(Dataset items)
* Begin *

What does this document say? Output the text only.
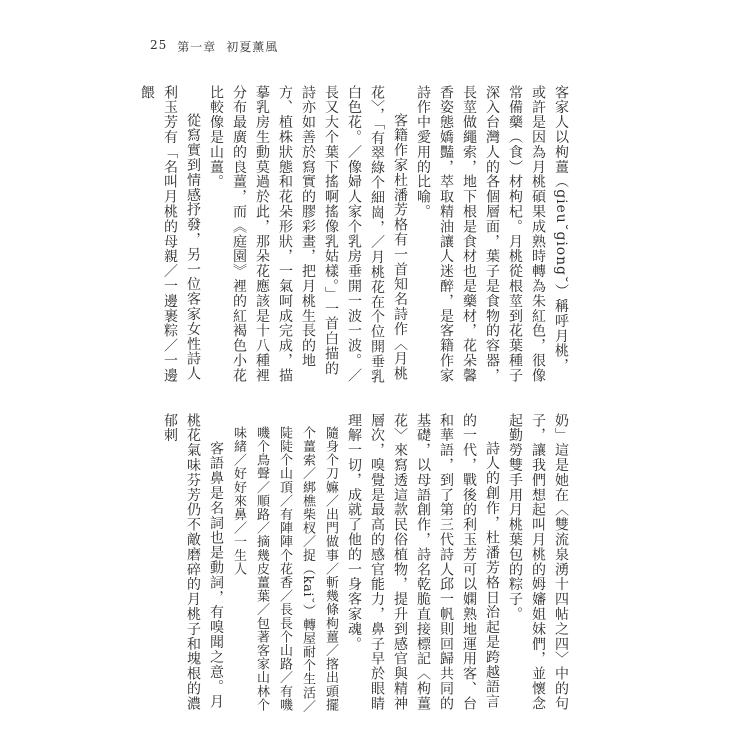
25 第一章 初夏薰風

客家人以枸薑（gieu˘giong˘）稱呼月桃，或許是因為月桃碩果成熟時轉為朱紅色，很像常備藥（食）材枸杞。月桃從根莖到花葉種子深入台灣人的各個層面，葉子是食物的容器，長莖做繩索，地下根是食材也是藥材，花朵馨香姿態嬌豔，萃取精油讓人迷醉，是客籍作家詩作中愛用的比喻。

客籍作家杜潘芳格有一首知名詩作〈月桃花〉，「有翠綠个細崗，／月桃花在个位開垂乳白色花。／像婦人家个乳房垂開一波一波。／長又大个葉下搖啊搖像乳姑樣。」一首白描的詩亦如善於寫實的膠彩畫，把月桃生長的地方、植株狀態和花朵形狀，一氣呵成完成，描摹乳房生動莫過於此，那朵花應該是十八種裡分布最廣的良薑，而《庭園》裡的紅褐色小花比較像是山薑。

從寫實到情感抒發，另一位客家女性詩人利玉芳有「名叫月桃的母親／一邊裹粽／一邊餵

奶」這是她在〈雙流泉湧十四帖之四〉中的句子，讓我們想起叫月桃的姆嬸姐妹們，並懷念起勤勞雙手用月桃葉包的粽子。

詩人的創作，杜潘芳格日治起是跨越語言的一代，戰後的利玉芳可以嫻熟地運用客、台和華語，到了第三代詩人邱一帆則回歸共同的基礎，以母語創作，詩名乾脆直接標記〈枸薑花〉來寫透這款民俗植物，提升到感官與精神層次，嗅覺是最高的感官能力，鼻子早於眼睛理解一切，成就了他的一身客家魂。

隨身个刀嫲／出門做事／斬幾條枸薑／揢出頭擺个薑索／綁樵柴杈／捉（kai˘）轉屋耐个生活／陡陡个山頂／有陣陣个花香／長長个山路／有嘰嘰个鳥聲／順路／摘幾皮薑葉／包著客家山林个味緒／好好來鼻／一生人

客語鼻是名詞也是動詞，有嗅聞之意。月桃花氣味芬芳仍不敵磨碎的月桃子和塊根的濃郁刺
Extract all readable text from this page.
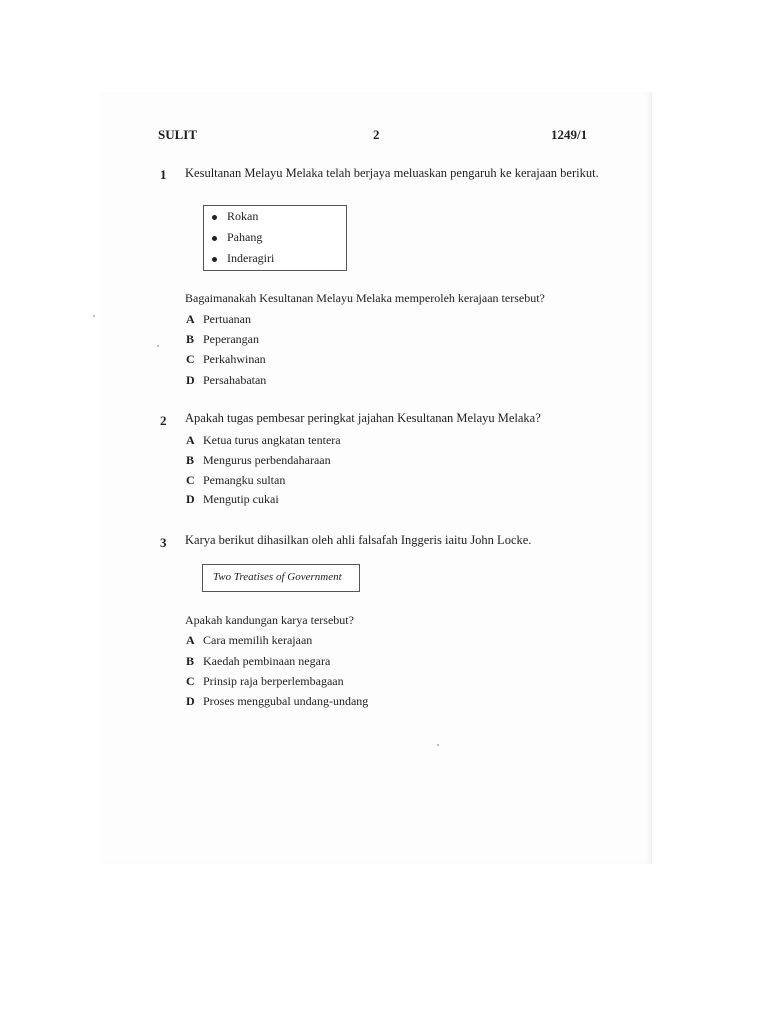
SULIT	2	1249/1
1 Kesultanan Melayu Melaka telah berjaya meluaskan pengaruh ke kerajaan berikut.
Rokan
Pahang
Inderagiri
Bagaimanakah Kesultanan Melayu Melaka memperoleh kerajaan tersebut?
A Pertuanan
B Peperangan
C Perkahwinan
D Persahabatan
2 Apakah tugas pembesar peringkat jajahan Kesultanan Melayu Melaka?
A Ketua turus angkatan tentera
B Mengurus perbendaharaan
C Pemangku sultan
D Mengutip cukai
3 Karya berikut dihasilkan oleh ahli falsafah Inggeris iaitu John Locke.
Two Treatises of Government
Apakah kandungan karya tersebut?
A Cara memilih kerajaan
B Kaedah pembinaan negara
C Prinsip raja berperlembagaan
D Proses menggubal undang-undang
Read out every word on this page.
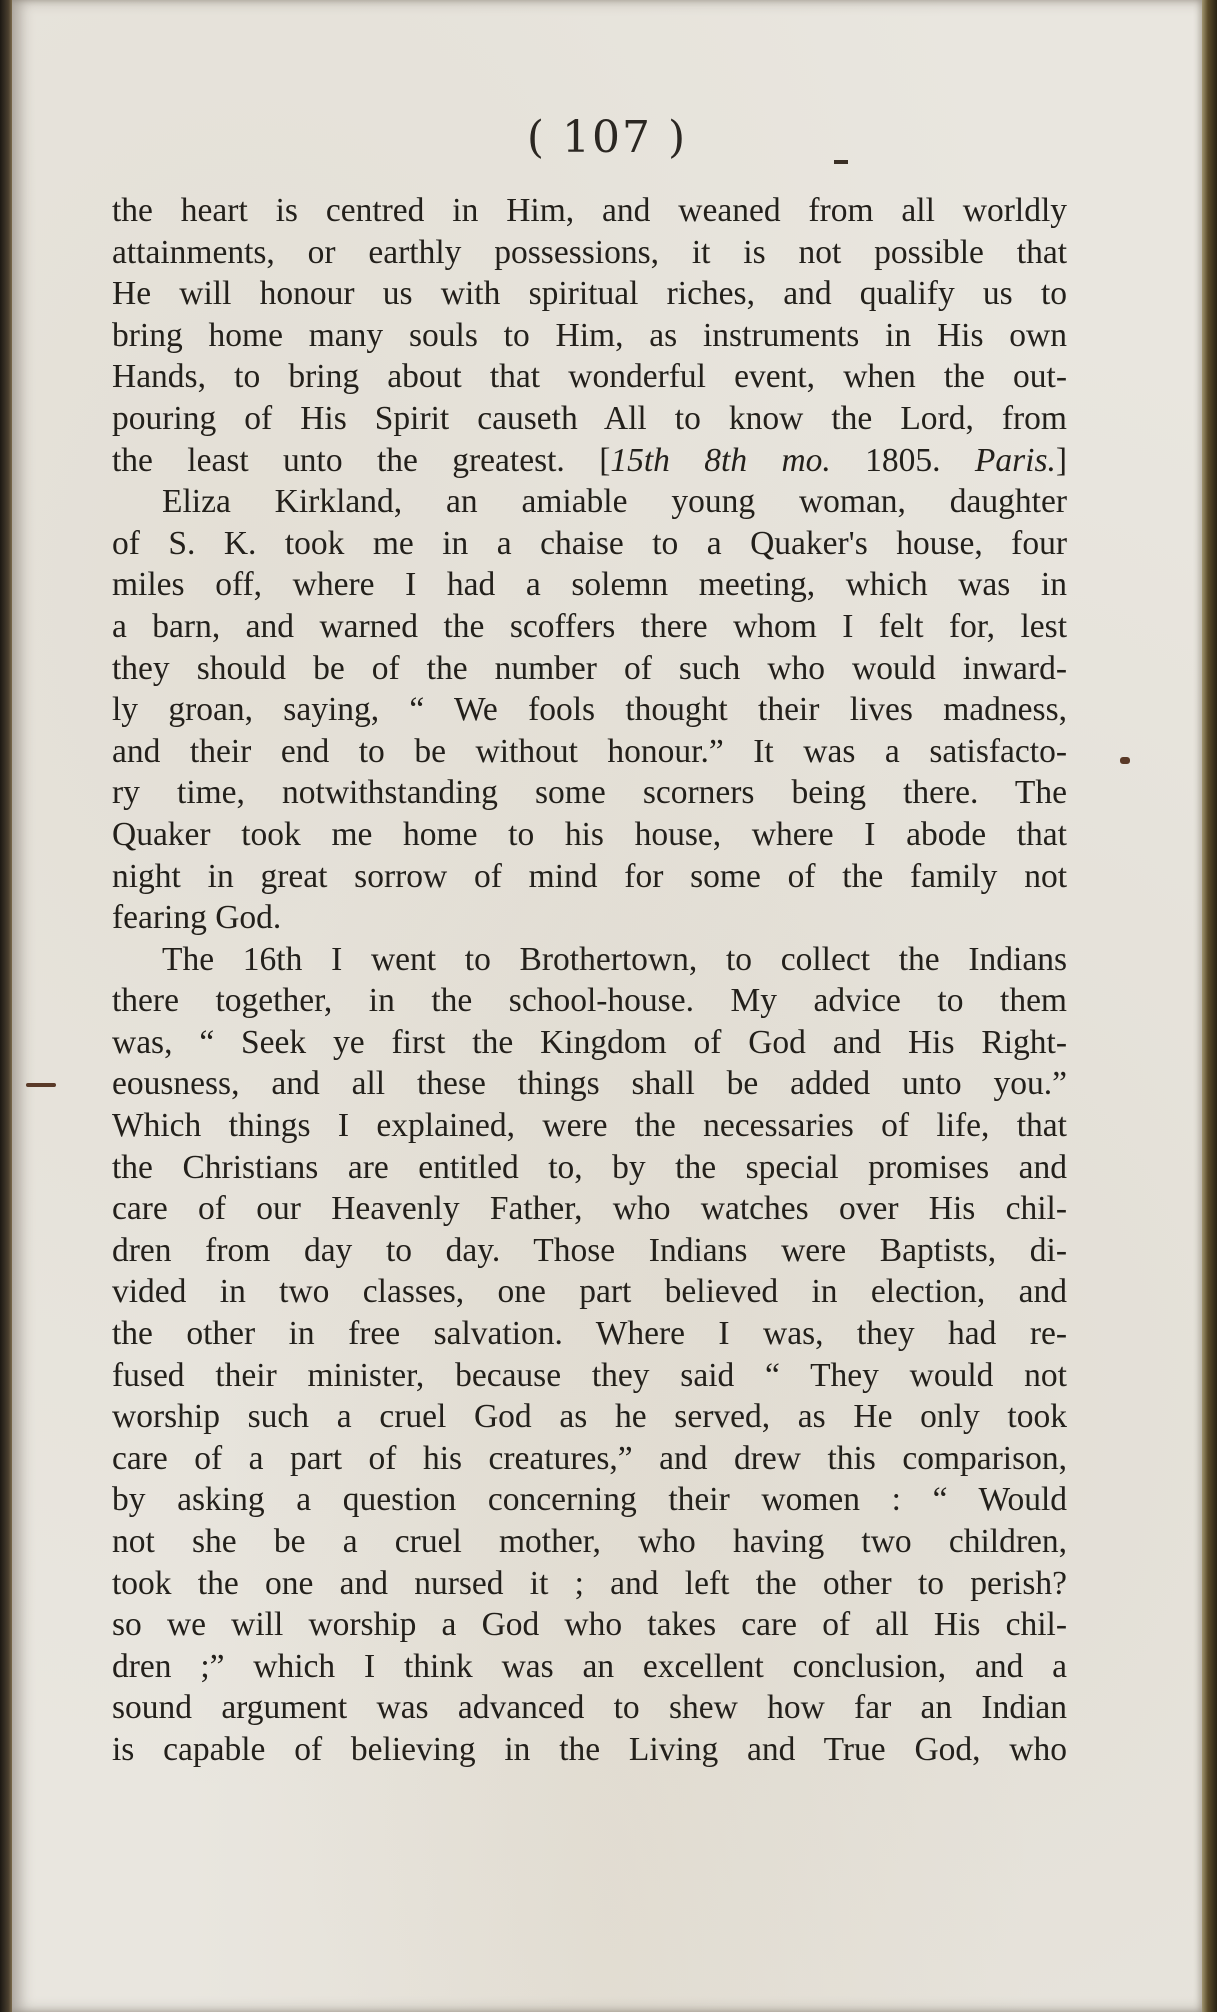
( 107 )
the heart is centred in Him, and weaned from all worldly
attainments, or earthly possessions, it is not possible that
He will honour us with spiritual riches, and qualify us to
bring home many souls to Him, as instruments in His own
Hands, to bring about that wonderful event, when the out-
pouring of His Spirit causeth All to know the Lord, from
the least unto the greatest. [15th 8th mo. 1805. Paris.]
Eliza Kirkland, an amiable young woman, daughter
of S. K. took me in a chaise to a Quaker's house, four
miles off, where I had a solemn meeting, which was in
a barn, and warned the scoffers there whom I felt for, lest
they should be of the number of such who would inward-
ly groan, saying, “ We fools thought their lives madness,
and their end to be without honour.” It was a satisfacto-
ry time, notwithstanding some scorners being there. The
Quaker took me home to his house, where I abode that
night in great sorrow of mind for some of the family not
fearing God.
The 16th I went to Brothertown, to collect the Indians
there together, in the school-house. My advice to them
was, “ Seek ye first the Kingdom of God and His Right-
eousness, and all these things shall be added unto you.”
Which things I explained, were the necessaries of life, that
the Christians are entitled to, by the special promises and
care of our Heavenly Father, who watches over His chil-
dren from day to day. Those Indians were Baptists, di-
vided in two classes, one part believed in election, and
the other in free salvation. Where I was, they had re-
fused their minister, because they said “ They would not
worship such a cruel God as he served, as He only took
care of a part of his creatures,” and drew this comparison,
by asking a question concerning their women : “ Would
not she be a cruel mother, who having two children,
took the one and nursed it ; and left the other to perish?
so we will worship a God who takes care of all His chil-
dren ;” which I think was an excellent conclusion, and a
sound argument was advanced to shew how far an Indian
is capable of believing in the Living and True God, who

* End *

Write out all the records again, exactly, minus any pictures.

• Reply:
What does this document say? Output the text only.
25 第一章 初夏薰風

客家人以枸薑（gieu˘giong˘）稱呼月桃，或許是因為月桃碩果成熟時轉為朱紅色，很像常備藥（食）材枸杞。月桃從根莖到花葉種子深入台灣人的各個層面，葉子是食物的容器，長莖做繩索，地下根是食材也是藥材，花朵馨香姿態嬌豔，萃取精油讓人迷醉，是客籍作家詩作中愛用的比喻。

客籍作家杜潘芳格有一首知名詩作〈月桃花〉，「有翠綠个細崗，／月桃花在个位開垂乳白色花。／像婦人家个乳房垂開一波一波。／長又大个葉下搖啊搖像乳姑樣。」一首白描的詩亦如善於寫實的膠彩畫，把月桃生長的地方、植株狀態和花朵形狀，一氣呵成完成，描摹乳房生動莫過於此，那朵花應該是十八種裡分布最廣的良薑，而《庭園》裡的紅褐色小花比較像是山薑。

從寫實到情感抒發，另一位客家女性詩人利玉芳有「名叫月桃的母親／一邊裹粽／一邊餵

奶」這是她在〈雙流泉湧十四帖之四〉中的句子，讓我們想起叫月桃的姆嬸姐妹們，並懷念起勤勞雙手用月桃葉包的粽子。

詩人的創作，杜潘芳格日治起是跨越語言的一代，戰後的利玉芳可以嫻熟地運用客、台和華語，到了第三代詩人邱一帆則回歸共同的基礎，以母語創作，詩名乾脆直接標記〈枸薑花〉來寫透這款民俗植物，提升到感官與精神層次，嗅覺是最高的感官能力，鼻子早於眼睛理解一切，成就了他的一身客家魂。

隨身个刀嫲／出門做事／斬幾條枸薑／揢出頭擺个薑索／綁樵柴杈／捉（kai˘）轉屋耐个生活／陡陡个山頂／有陣陣个花香／長長个山路／有嘰嘰个鳥聲／順路／摘幾皮薑葉／包著客家山林个味緒／好好來鼻／一生人

客語鼻是名詞也是動詞，有嗅聞之意。月桃花氣味芬芳仍不敵磨碎的月桃子和塊根的濃郁刺
Extract all readable text from this page.
SULIT	2	1249/1
1 Kesultanan Melayu Melaka telah berjaya meluaskan pengaruh ke kerajaan berikut.
Rokan
Pahang
Inderagiri
Bagaimanakah Kesultanan Melayu Melaka memperoleh kerajaan tersebut?
A Pertuanan
B Peperangan
C Perkahwinan
D Persahabatan
2 Apakah tugas pembesar peringkat jajahan Kesultanan Melayu Melaka?
A Ketua turus angkatan tentera
B Mengurus perbendaharaan
C Pemangku sultan
D Mengutip cukai
3 Karya berikut dihasilkan oleh ahli falsafah Inggeris iaitu John Locke.
Two Treatises of Government
Apakah kandungan karya tersebut?
A Cara memilih kerajaan
B Kaedah pembinaan negara
C Prinsip raja berperlembagaan
D Proses menggubal undang-undang
Read out every word on this page.
( 107 )
the heart is centred in Him, and weaned from all worldly
attainments, or earthly possessions, it is not possible that
He will honour us with spiritual riches, and qualify us to
bring home many souls to Him, as instruments in His own
Hands, to bring about that wonderful event, when the out-
pouring of His Spirit causeth All to know the Lord, from
the least unto the greatest. [15th 8th mo. 1805. Paris.]
Eliza Kirkland, an amiable young woman, daughter
of S. K. took me in a chaise to a Quaker's house, four
miles off, where I had a solemn meeting, which was in
a barn, and warned the scoffers there whom I felt for, lest
they should be of the number of such who would inward-
ly groan, saying, “ We fools thought their lives madness,
and their end to be without honour.” It was a satisfacto-
ry time, notwithstanding some scorners being there. The
Quaker took me home to his house, where I abode that
night in great sorrow of mind for some of the family not
fearing God.
The 16th I went to Brothertown, to collect the Indians
there together, in the school-house. My advice to them
was, “ Seek ye first the Kingdom of God and His Right-
eousness, and all these things shall be added unto you.”
Which things I explained, were the necessaries of life, that
the Christians are entitled to, by the special promises and
care of our Heavenly Father, who watches over His chil-
dren from day to day. Those Indians were Baptists, di-
vided in two classes, one part believed in election, and
the other in free salvation. Where I was, they had re-
fused their minister, because they said “ They would not
worship such a cruel God as he served, as He only took
care of a part of his creatures,” and drew this comparison,
by asking a question concerning their women : “ Would
not she be a cruel mother, who having two children,
took the one and nursed it ; and left the other to perish?
so we will worship a God who takes care of all His chil-
dren ;” which I think was an excellent conclusion, and a
sound argument was advanced to shew how far an Indian
is capable of believing in the Living and True God, who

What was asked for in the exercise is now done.